[START OF EXERCISE MATERIALS]

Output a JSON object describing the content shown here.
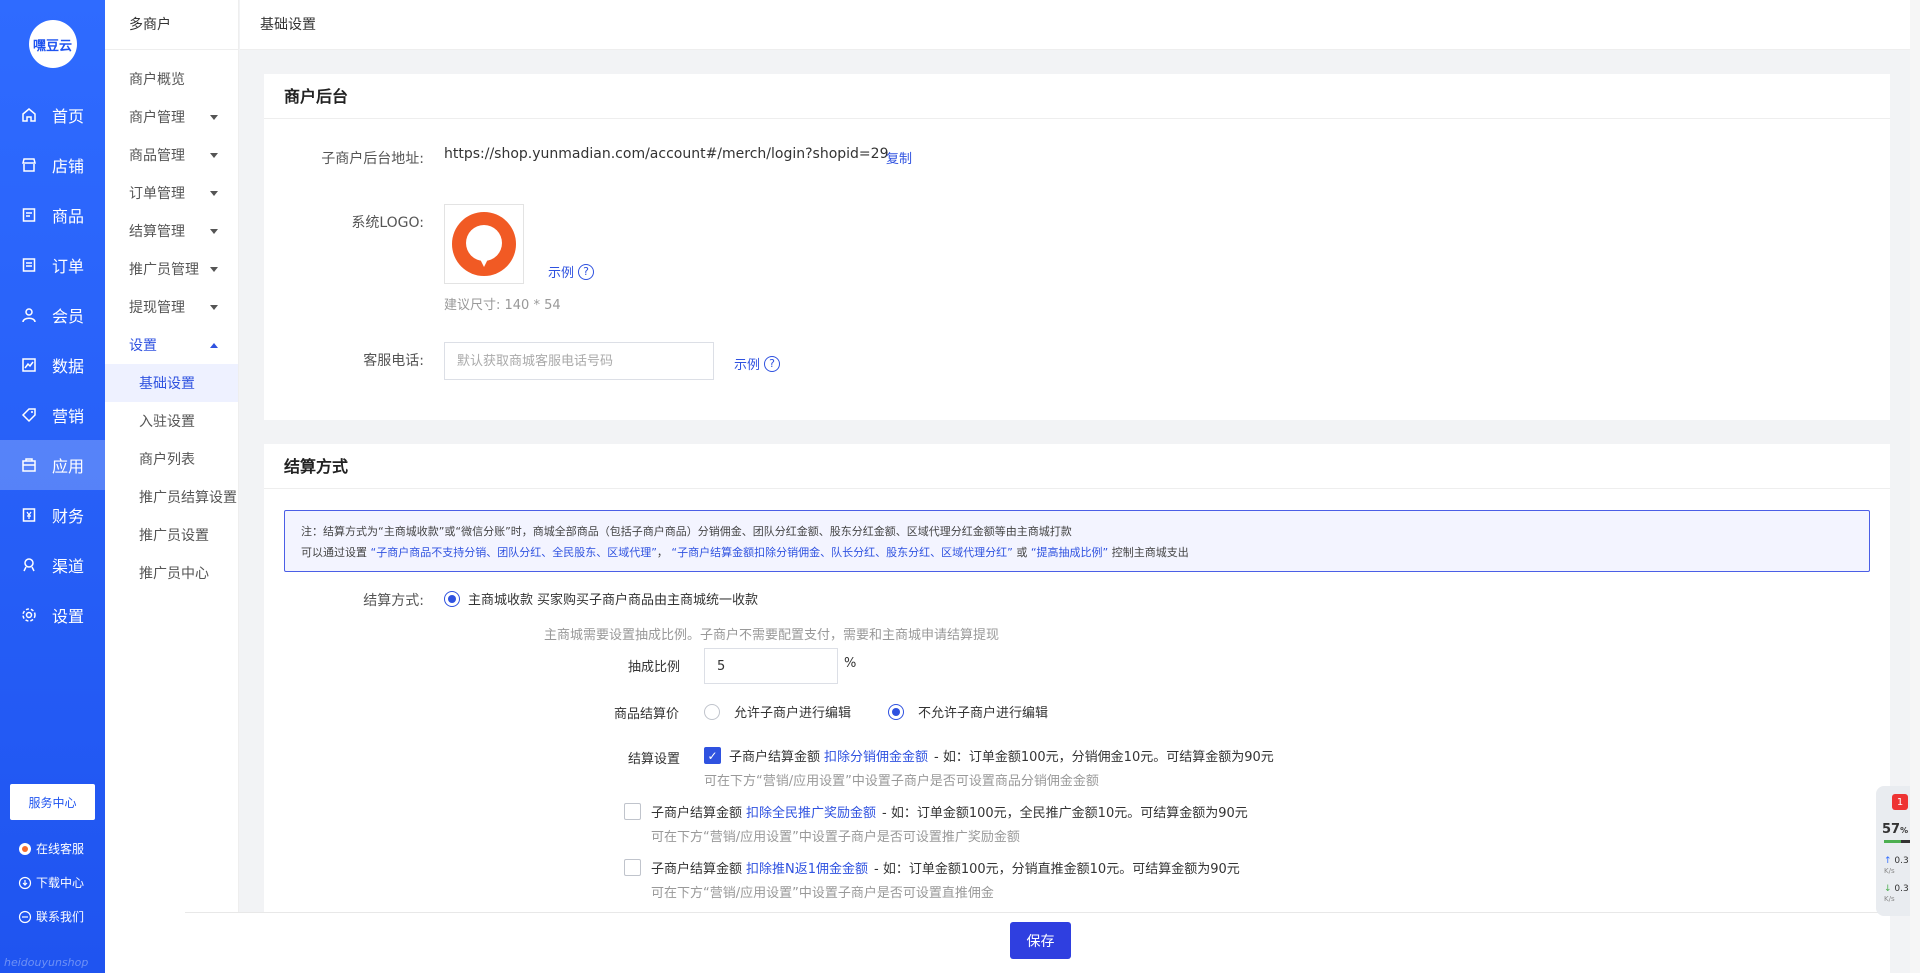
{
  "brand": {
    "logo_text": "嘿豆云",
    "watermark": "heidouyunshop"
  },
  "mainnav": [
    {
      "label": "首页",
      "icon": "home-icon"
    },
    {
      "label": "店铺",
      "icon": "store-icon"
    },
    {
      "label": "商品",
      "icon": "goods-icon"
    },
    {
      "label": "订单",
      "icon": "order-icon"
    },
    {
      "label": "会员",
      "icon": "user-icon"
    },
    {
      "label": "数据",
      "icon": "chart-icon"
    },
    {
      "label": "营销",
      "icon": "tag-icon"
    },
    {
      "label": "应用",
      "icon": "app-icon"
    },
    {
      "label": "财务",
      "icon": "finance-icon"
    },
    {
      "label": "渠道",
      "icon": "channel-icon"
    },
    {
      "label": "设置",
      "icon": "gear-icon"
    }
  ],
  "service_center": "服务中心",
  "footer_links": {
    "online": "在线客服",
    "download": "下载中心",
    "contact": "联系我们"
  },
  "subnav": {
    "header": "多商户",
    "items": [
      "商户概览",
      "商户管理",
      "商品管理",
      "订单管理",
      "结算管理",
      "推广员管理",
      "提现管理",
      "设置"
    ],
    "settings_children": [
      "基础设置",
      "入驻设置",
      "商户列表",
      "推广员结算设置",
      "推广员设置",
      "推广员中心"
    ]
  },
  "topbar": {
    "title": "基础设置"
  },
  "merchant_backend": {
    "title": "商户后台",
    "url_label": "子商户后台地址:",
    "url": "https://shop.yunmadian.com/account#/merch/login?shopid=29",
    "copy": "复制",
    "logo_label": "系统LOGO:",
    "example": "示例",
    "size_hint": "建议尺寸: 140 * 54",
    "phone_label": "客服电话:",
    "phone_placeholder": "默认获取商城客服电话号码"
  },
  "settlement": {
    "title": "结算方式",
    "notice_line1": "注：结算方式为“主商城收款”或“微信分账”时，商城全部商品（包括子商户商品）分销佣金、团队分红金额、股东分红金额、区域代理分红金额等由主商城打款",
    "notice_line2_a": "可以通过设置",
    "notice_line2_b": "“子商户商品不支持分销、团队分红、全民股东、区域代理”",
    "notice_line2_c": "，",
    "notice_line2_d": "“子商户结算金额扣除分销佣金、队长分红、股东分红、区域代理分红”",
    "notice_line2_e": "或",
    "notice_line2_f": "“提高抽成比例”",
    "notice_line2_g": "控制主商城支出",
    "mode_label": "结算方式:",
    "mode_option": "主商城收款",
    "mode_desc": "买家购买子商户商品由主商城统一收款",
    "mode_hint": "主商城需要设置抽成比例。子商户不需要配置支付，需要和主商城申请结算提现",
    "ratio_label": "抽成比例",
    "ratio_value": "5",
    "ratio_unit": "%",
    "price_label": "商品结算价",
    "price_opt1": "允许子商户进行编辑",
    "price_opt2": "不允许子商户进行编辑",
    "setting_label": "结算设置",
    "rules": [
      {
        "checked": true,
        "pre": "子商户结算金额",
        "link": "扣除分销佣金金额",
        "post": "- 如：订单金额100元，分销佣金10元。可结算金额为90元",
        "hint": "可在下方“营销/应用设置”中设置子商户是否可设置商品分销佣金金额"
      },
      {
        "checked": false,
        "pre": "子商户结算金额",
        "link": "扣除全民推广奖励金额",
        "post": "- 如：订单金额100元，全民推广金额10元。可结算金额为90元",
        "hint": "可在下方“营销/应用设置”中设置子商户是否可设置推广奖励金额"
      },
      {
        "checked": false,
        "pre": "子商户结算金额",
        "link": "扣除推N返1佣金金额",
        "post": "- 如：订单金额100元，分销直推金额10元。可结算金额为90元",
        "hint": "可在下方“营销/应用设置”中设置子商户是否可设置直推佣金"
      }
    ]
  },
  "save": "保存",
  "widget": {
    "badge": "1",
    "percent": "57",
    "unit": "%",
    "up": "0.3",
    "down": "0.3",
    "rate_unit": "K/s"
  }
}
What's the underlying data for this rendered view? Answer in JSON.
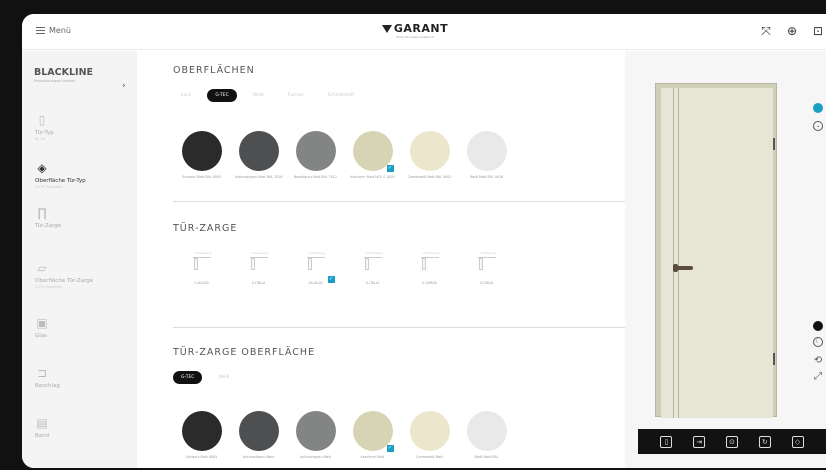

[END OF EXERCISE MATERIALS]

TASK REQUIREMENTS — Reproduce every line of the material precisely, omitting its pictures.

WRITTEN RESPONSE —
Output a JSON object describing the content shown here.
{
  "brand": {
    "logo_text": "嘿豆云",
    "watermark": "heidouyunshop"
  },
  "mainnav": [
    {
      "label": "首页",
      "icon": "home-icon"
    },
    {
      "label": "店铺",
      "icon": "store-icon"
    },
    {
      "label": "商品",
      "icon": "goods-icon"
    },
    {
      "label": "订单",
      "icon": "order-icon"
    },
    {
      "label": "会员",
      "icon": "user-icon"
    },
    {
      "label": "数据",
      "icon": "chart-icon"
    },
    {
      "label": "营销",
      "icon": "tag-icon"
    },
    {
      "label": "应用",
      "icon": "app-icon"
    },
    {
      "label": "财务",
      "icon": "finance-icon"
    },
    {
      "label": "渠道",
      "icon": "channel-icon"
    },
    {
      "label": "设置",
      "icon": "gear-icon"
    }
  ],
  "service_center": "服务中心",
  "footer_links": {
    "online": "在线客服",
    "download": "下载中心",
    "contact": "联系我们"
  },
  "subnav": {
    "header": "多商户",
    "items": [
      "商户概览",
      "商户管理",
      "商品管理",
      "订单管理",
      "结算管理",
      "推广员管理",
      "提现管理",
      "设置"
    ],
    "settings_children": [
      "基础设置",
      "入驻设置",
      "商户列表",
      "推广员结算设置",
      "推广员设置",
      "推广员中心"
    ]
  },
  "topbar": {
    "title": "基础设置"
  },
  "merchant_backend": {
    "title": "商户后台",
    "url_label": "子商户后台地址:",
    "url": "https://shop.yunmadian.com/account#/merch/login?shopid=29",
    "copy": "复制",
    "logo_label": "系统LOGO:",
    "example": "示例",
    "size_hint": "建议尺寸: 140 * 54",
    "phone_label": "客服电话:",
    "phone_placeholder": "默认获取商城客服电话号码"
  },
  "settlement": {
    "title": "结算方式",
    "notice_line1": "注：结算方式为“主商城收款”或“微信分账”时，商城全部商品（包括子商户商品）分销佣金、团队分红金额、股东分红金额、区域代理分红金额等由主商城打款",
    "notice_line2_a": "可以通过设置",
    "notice_line2_b": "“子商户商品不支持分销、团队分红、全民股东、区域代理”",
    "notice_line2_c": "，",
    "notice_line2_d": "“子商户结算金额扣除分销佣金、队长分红、股东分红、区域代理分红”",
    "notice_line2_e": "或",
    "notice_line2_f": "“提高抽成比例”",
    "notice_line2_g": "控制主商城支出",
    "mode_label": "结算方式:",
    "mode_option": "主商城收款",
    "mode_desc": "买家购买子商户商品由主商城统一收款",
    "mode_hint": "主商城需要设置抽成比例。子商户不需要配置支付，需要和主商城申请结算提现",
    "ratio_label": "抽成比例",
    "ratio_value": "5",
    "ratio_unit": "%",
    "price_label": "商品结算价",
    "price_opt1": "允许子商户进行编辑",
    "price_opt2": "不允许子商户进行编辑",
    "setting_label": "结算设置",
    "rules": [
      {
        "checked": true,
        "pre": "子商户结算金额",
        "link": "扣除分销佣金金额",
        "post": "- 如：订单金额100元，分销佣金10元。可结算金额为90元",
        "hint": "可在下方“营销/应用设置”中设置子商户是否可设置商品分销佣金金额"
      },
      {
        "checked": false,
        "pre": "子商户结算金额",
        "link": "扣除全民推广奖励金额",
        "post": "- 如：订单金额100元，全民推广金额10元。可结算金额为90元",
        "hint": "可在下方“营销/应用设置”中设置子商户是否可设置推广奖励金额"
      },
      {
        "checked": false,
        "pre": "子商户结算金额",
        "link": "扣除推N返1佣金金额",
        "post": "- 如：订单金额100元，分销直推金额10元。可结算金额为90元",
        "hint": "可在下方“营销/应用设置”中设置子商户是否可设置直推佣金"
      }
    ]
  },
  "save": "保存",
  "widget": {
    "badge": "1",
    "percent": "57",
    "unit": "%",
    "up": "0.3",
    "down": "0.3",
    "rate_unit": "K/s"
  }
}
What's the underlying data for this rendered view? Answer in JSON.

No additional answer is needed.